■ Work to do
Write the next few paragraphs of the article on how bank product managers can reach the unbanked, starting right after its last sentence.

======== Page ========

What Banks Can Teach Product Managers About Targeted Marketing

The unbanked cash their checks here
The unbanked cash their checks here

I’ve got a quick question for you: where do you keep your money? I’m not talking about pocket change, I’m talking about the big stuff – like your last paycheck? If you are like most product managers, you have a checking account and that’s where you keep your money. It turns out that about 25% of the U.S. population is either unbanked or underbanked – they don’t have a checking account. Clearly this is a segment of the population that the bank’s product managers want use the product development definition to go after. It’s how they’re doing it that might be interesting for the rest of us…

Who Are The Unbanked?

You have a bank account, I have a bank account, so just exactly who are these “unbanked” folks? Recent estimates suggest that some 70% of the world’s population has either limited or no access to financial services. You know all of those ads that you see on TV for check cashing stores that also offer money orders – they are the ones who are serving the unbanked.

Bank product managers have a big task here. The unbanked have a big cultural issue with banks: they don’t trust them. It may be because of how banks have behaved in the country that they come from or it may be because of how they’ve been treated by banks in the past. If bank product managers can find a way to solve this problem, then they’ll have something else to add to their product manager resume.

As product managers start to try to find ways to reach out to the unbanked, they are learning more and more about them. It turns out that the majority of the unbanked own cell phones and somewhat surprisingly nearly 50% are just as likely to own a smartphone as a banked customer.

This is an important piece of information for product managers to have. One reason is because it turns out that the unbanked are less likely to own a computer. This means that the cell phone is the primary channel that product managers can use to get in contact with the unbanked.

Meet The Competition —The Phone Company

There are a lot of potential bank customers who are currently unbanked. This, of course, means that other firms are not standing by idly waiting for bank product managers to get their act together and start to serve them.

Mobile phone operators have realized that they already have a relationship with this customer segment and they are moving aggressively to try to capitalize on it. Mobile based financial services can be targeted to this segment.

These services can be developed and offered in partnership with banks, but they don’t have to be. Bank product managers have got to be ready to go head-to-head with the mobile phone companies if they want to be able to serve this segment of the population.

How Can Banks Target Their Marketing Efforts?

Bank product managers need to make sure that they understand their customers. This includes realizing that the unbanked are frequent users of prepaid cards. Based on this understanding, bank product managers should realize that the unbanked may be ideal consumers of mobile banking products that can be tied to a prepaid account.

======== Information supplied ========

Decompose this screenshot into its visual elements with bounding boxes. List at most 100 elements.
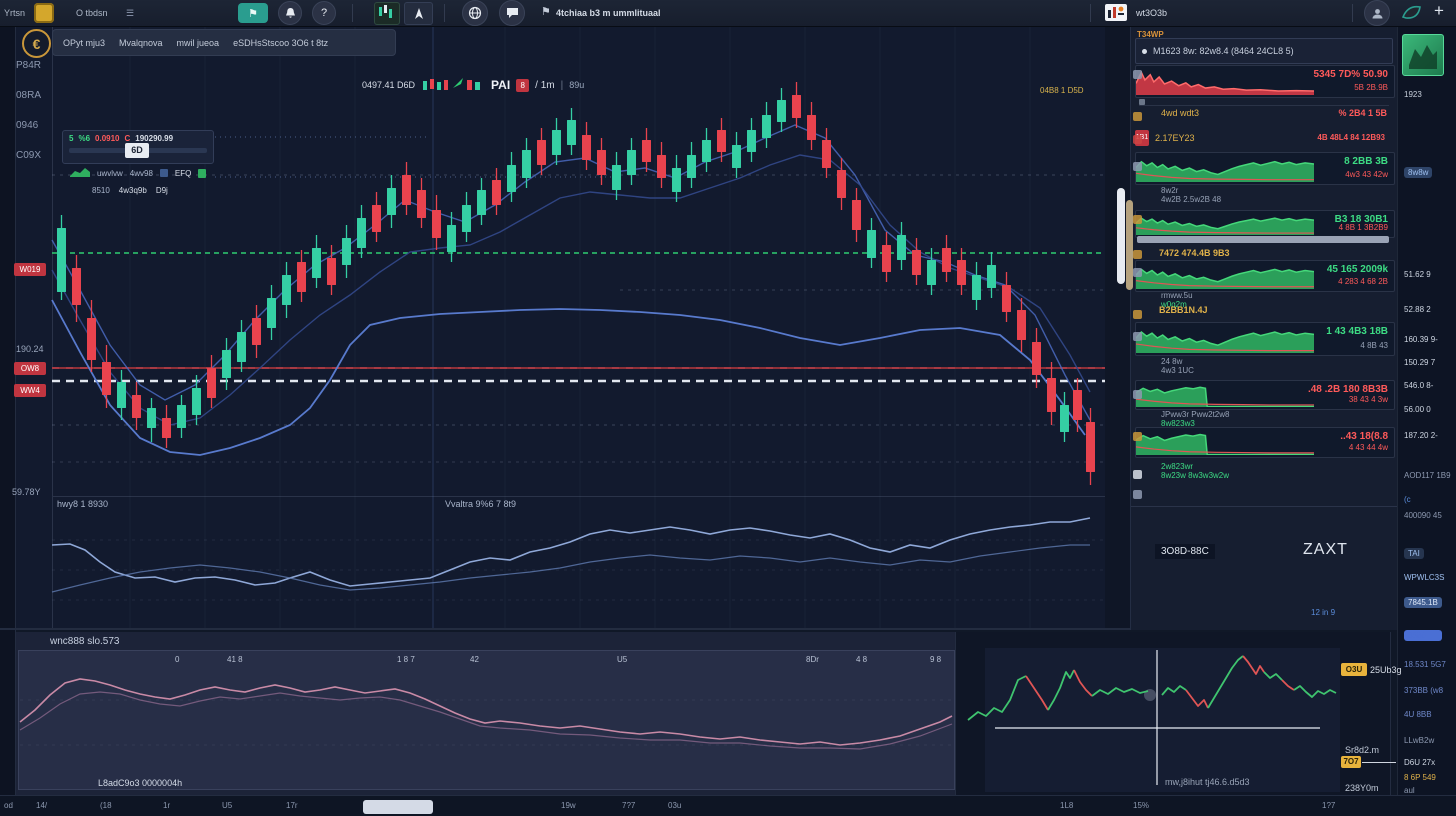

========

■ Expected answer
Once the bank product managers realize this, there are a number of products that they could roll out. These include mobile remote deposit capture and mobile peer-to-peer money transfer services are also services that would be appreciated by the unbanked.

Bank product managers have an uphill battle when it comes to finding ways to serve the unbanked. Currently, the unbanked have a “cash only” mentality that product managers will need to find a way to change.

In order to be successful, bank product managers will have to find ways to get the unbanked to take a look at the whole picture in order to get them to understand what they are really spending on check cashing services and payday lenders. Once they do that, using bank products may be something that they’d like to look into!

What Does All Of This Mean For You?

Just because there is a significant segment of customers who don’t currently use your type of product, does not mean that you can’t convince them to use it. This type of activity is really a part of the product manager job description. However, it’s going to take some work on your part.

As banking product managers have found out, in order to reach customers who are not currently using a product like yours, you need to understand the segment. If you can find things that unify the segment, like cell phone usage, then you will have uncovered a possible path to reaching these customers with your message.

Clearly your product has to solve a problem for the group of customers who are not currently using it. Once you’ve identified what this is, you’ll next have to find a way to leverage it in order to connect with them. Nobody ever said that this was going to be easy to do, but the results are well worth it!

– Dr. Jim Anderson
Blue Elephant Consulting –
Your Source For Real World Product Management Skills™

Question For You: Do you think that you should develop a different version of your product for the customer segment that you’re not currently reaching?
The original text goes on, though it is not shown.